__MATERIAL FOR THIS EXERCISE__:
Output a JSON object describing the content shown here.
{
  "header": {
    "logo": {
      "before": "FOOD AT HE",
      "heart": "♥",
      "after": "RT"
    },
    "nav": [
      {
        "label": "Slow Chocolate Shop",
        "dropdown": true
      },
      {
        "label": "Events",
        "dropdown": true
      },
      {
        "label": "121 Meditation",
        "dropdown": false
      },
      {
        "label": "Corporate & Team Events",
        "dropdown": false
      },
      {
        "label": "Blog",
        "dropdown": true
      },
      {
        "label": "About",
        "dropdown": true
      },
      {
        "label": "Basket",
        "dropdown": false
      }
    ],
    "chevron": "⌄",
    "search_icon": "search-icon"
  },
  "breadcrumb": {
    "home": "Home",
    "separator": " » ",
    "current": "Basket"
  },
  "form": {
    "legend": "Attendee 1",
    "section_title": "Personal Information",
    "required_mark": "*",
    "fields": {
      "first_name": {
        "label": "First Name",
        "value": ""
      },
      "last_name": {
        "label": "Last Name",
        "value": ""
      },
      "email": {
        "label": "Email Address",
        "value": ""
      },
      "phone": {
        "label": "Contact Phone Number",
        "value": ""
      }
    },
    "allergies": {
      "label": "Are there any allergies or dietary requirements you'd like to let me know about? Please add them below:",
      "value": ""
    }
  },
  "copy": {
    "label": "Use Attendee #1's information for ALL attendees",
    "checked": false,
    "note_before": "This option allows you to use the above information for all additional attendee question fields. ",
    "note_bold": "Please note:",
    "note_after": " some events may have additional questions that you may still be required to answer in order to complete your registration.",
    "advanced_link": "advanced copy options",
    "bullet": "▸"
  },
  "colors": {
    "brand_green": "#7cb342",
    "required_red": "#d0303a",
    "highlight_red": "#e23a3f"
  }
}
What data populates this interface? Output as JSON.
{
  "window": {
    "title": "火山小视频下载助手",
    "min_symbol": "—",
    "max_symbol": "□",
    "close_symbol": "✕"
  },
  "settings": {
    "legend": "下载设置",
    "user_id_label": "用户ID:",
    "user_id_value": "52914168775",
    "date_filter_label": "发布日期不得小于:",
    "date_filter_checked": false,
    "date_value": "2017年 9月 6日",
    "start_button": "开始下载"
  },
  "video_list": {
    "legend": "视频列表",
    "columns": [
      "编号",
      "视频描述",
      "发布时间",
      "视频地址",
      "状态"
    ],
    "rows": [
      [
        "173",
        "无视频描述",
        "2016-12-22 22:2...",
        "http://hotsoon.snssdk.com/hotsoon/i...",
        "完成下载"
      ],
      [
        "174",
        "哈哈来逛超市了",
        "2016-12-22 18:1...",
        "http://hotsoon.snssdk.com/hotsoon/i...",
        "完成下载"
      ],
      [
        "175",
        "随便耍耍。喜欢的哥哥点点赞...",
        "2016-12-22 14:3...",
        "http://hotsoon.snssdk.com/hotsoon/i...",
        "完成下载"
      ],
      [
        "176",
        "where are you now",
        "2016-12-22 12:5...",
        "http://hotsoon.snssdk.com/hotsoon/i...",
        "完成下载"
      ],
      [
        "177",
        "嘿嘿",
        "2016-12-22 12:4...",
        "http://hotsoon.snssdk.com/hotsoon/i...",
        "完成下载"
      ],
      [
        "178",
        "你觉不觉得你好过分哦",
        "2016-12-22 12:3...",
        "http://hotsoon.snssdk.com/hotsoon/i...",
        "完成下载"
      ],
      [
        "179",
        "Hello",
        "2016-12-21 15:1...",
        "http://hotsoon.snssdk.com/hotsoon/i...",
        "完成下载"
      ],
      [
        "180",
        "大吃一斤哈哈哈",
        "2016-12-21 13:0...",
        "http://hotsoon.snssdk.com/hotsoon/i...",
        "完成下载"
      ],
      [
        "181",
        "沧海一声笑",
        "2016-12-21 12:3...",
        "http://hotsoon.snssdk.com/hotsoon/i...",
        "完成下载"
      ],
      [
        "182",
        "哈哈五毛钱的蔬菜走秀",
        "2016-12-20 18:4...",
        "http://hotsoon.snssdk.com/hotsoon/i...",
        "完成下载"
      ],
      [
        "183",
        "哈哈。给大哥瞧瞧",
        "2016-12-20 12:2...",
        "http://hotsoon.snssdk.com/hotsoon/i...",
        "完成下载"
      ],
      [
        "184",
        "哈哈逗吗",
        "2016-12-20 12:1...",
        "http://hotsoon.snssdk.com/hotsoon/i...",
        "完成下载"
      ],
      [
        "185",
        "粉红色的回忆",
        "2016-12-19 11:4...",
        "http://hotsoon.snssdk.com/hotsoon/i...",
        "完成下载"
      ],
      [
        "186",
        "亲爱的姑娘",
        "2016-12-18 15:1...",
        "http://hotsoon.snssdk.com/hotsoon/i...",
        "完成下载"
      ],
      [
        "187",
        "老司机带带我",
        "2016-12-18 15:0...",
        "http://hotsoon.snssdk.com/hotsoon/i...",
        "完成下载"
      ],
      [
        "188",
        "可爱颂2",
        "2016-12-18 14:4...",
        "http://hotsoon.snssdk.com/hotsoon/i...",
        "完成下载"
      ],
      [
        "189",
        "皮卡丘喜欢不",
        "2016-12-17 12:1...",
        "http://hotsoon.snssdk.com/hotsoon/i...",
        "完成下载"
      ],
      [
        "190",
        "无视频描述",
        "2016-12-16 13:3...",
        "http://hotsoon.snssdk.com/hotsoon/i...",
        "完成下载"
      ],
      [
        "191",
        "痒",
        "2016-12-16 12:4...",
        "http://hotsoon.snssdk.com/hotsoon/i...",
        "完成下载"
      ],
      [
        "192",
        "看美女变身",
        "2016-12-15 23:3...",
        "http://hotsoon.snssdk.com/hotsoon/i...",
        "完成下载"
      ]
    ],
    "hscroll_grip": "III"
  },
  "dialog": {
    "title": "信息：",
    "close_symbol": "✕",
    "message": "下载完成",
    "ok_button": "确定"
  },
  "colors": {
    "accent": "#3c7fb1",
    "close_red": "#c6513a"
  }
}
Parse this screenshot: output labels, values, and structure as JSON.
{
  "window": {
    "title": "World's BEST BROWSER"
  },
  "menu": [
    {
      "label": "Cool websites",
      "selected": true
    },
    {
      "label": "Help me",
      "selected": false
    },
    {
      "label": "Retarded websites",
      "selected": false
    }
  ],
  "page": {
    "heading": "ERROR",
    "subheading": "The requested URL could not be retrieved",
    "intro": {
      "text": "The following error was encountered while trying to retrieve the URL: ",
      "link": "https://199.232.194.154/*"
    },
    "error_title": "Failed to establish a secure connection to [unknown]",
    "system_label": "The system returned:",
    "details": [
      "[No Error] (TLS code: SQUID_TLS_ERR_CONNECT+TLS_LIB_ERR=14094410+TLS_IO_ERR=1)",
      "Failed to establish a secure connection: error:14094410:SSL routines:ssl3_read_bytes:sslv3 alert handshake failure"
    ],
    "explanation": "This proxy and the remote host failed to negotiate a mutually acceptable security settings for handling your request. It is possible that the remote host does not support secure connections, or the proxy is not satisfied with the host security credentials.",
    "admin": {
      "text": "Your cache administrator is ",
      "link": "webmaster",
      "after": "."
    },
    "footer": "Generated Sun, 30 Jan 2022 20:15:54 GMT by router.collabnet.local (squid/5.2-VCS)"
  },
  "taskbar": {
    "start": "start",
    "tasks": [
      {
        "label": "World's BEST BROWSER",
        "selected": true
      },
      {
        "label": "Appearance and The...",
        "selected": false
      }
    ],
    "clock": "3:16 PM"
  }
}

__SET TASK__: Write out each line of the data that holds the string "JSON".

__WORKED SOLUTION__:
Output a JSON object describing the content shown here.
What data populates this interface? Output as JSON.
Parse this screenshot: output labels, values, and structure as JSON.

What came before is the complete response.